DATA —
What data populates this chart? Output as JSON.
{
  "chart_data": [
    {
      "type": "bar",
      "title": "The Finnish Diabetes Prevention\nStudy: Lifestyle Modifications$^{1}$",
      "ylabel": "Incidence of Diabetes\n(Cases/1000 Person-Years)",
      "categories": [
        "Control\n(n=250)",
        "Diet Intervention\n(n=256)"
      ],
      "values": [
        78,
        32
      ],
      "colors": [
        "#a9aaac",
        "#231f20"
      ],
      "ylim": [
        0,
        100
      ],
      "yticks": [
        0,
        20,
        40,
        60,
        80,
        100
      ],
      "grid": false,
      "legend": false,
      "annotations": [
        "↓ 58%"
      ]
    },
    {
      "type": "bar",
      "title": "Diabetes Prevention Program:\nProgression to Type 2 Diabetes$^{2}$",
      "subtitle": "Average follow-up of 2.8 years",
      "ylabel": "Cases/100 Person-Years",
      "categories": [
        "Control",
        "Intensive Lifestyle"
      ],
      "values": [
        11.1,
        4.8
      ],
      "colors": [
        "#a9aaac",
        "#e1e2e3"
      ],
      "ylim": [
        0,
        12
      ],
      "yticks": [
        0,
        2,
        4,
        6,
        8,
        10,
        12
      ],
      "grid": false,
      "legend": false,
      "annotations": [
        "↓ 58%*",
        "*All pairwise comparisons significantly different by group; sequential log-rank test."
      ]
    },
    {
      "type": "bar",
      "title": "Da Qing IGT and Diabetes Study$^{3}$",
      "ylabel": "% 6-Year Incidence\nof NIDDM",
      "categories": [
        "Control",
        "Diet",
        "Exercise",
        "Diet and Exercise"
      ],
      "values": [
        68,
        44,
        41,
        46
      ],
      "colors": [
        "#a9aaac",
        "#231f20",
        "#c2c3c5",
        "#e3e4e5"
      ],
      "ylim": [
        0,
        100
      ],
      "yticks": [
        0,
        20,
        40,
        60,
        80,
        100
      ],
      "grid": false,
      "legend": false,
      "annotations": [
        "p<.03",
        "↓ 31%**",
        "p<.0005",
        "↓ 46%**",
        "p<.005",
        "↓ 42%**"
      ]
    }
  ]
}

AIM — Print the whole listing again, exactly.

SOLUTION TO THE EXERCISE —
What data populates this chart? Output as JSON.
{
  "chart_data": [
    {
      "type": "bar",
      "title": "The Finnish Diabetes Prevention\nStudy: Lifestyle Modifications$^{1}$",
      "ylabel": "Incidence of Diabetes\n(Cases/1000 Person-Years)",
      "categories": [
        "Control\n(n=250)",
        "Diet Intervention\n(n=256)"
      ],
      "values": [
        78,
        32
      ],
      "colors": [
        "#a9aaac",
        "#231f20"
      ],
      "ylim": [
        0,
        100
      ],
      "yticks": [
        0,
        20,
        40,
        60,
        80,
        100
      ],
      "grid": false,
      "legend": false,
      "annotations": [
        "↓ 58%"
      ]
    },
    {
      "type": "bar",
      "title": "Diabetes Prevention Program:\nProgression to Type 2 Diabetes$^{2}$",
      "subtitle": "Average follow-up of 2.8 years",
      "ylabel": "Cases/100 Person-Years",
      "categories": [
        "Control",
        "Intensive Lifestyle"
      ],
      "values": [
        11.1,
        4.8
      ],
      "colors": [
        "#a9aaac",
        "#e1e2e3"
      ],
      "ylim": [
        0,
        12
      ],
      "yticks": [
        0,
        2,
        4,
        6,
        8,
        10,
        12
      ],
      "grid": false,
      "legend": false,
      "annotations": [
        "↓ 58%*",
        "*All pairwise comparisons significantly different by group; sequential log-rank test."
      ]
    },
    {
      "type": "bar",
      "title": "Da Qing IGT and Diabetes Study$^{3}$",
      "ylabel": "% 6-Year Incidence\nof NIDDM",
      "categories": [
        "Control",
        "Diet",
        "Exercise",
        "Diet and Exercise"
      ],
      "values": [
        68,
        44,
        41,
        46
      ],
      "colors": [
        "#a9aaac",
        "#231f20",
        "#c2c3c5",
        "#e3e4e5"
      ],
      "ylim": [
        0,
        100
      ],
      "yticks": [
        0,
        20,
        40,
        60,
        80,
        100
      ],
      "grid": false,
      "legend": false,
      "annotations": [
        "p<.03",
        "↓ 31%**",
        "p<.0005",
        "↓ 46%**",
        "p<.005",
        "↓ 42%**"
      ]
    }
  ]
}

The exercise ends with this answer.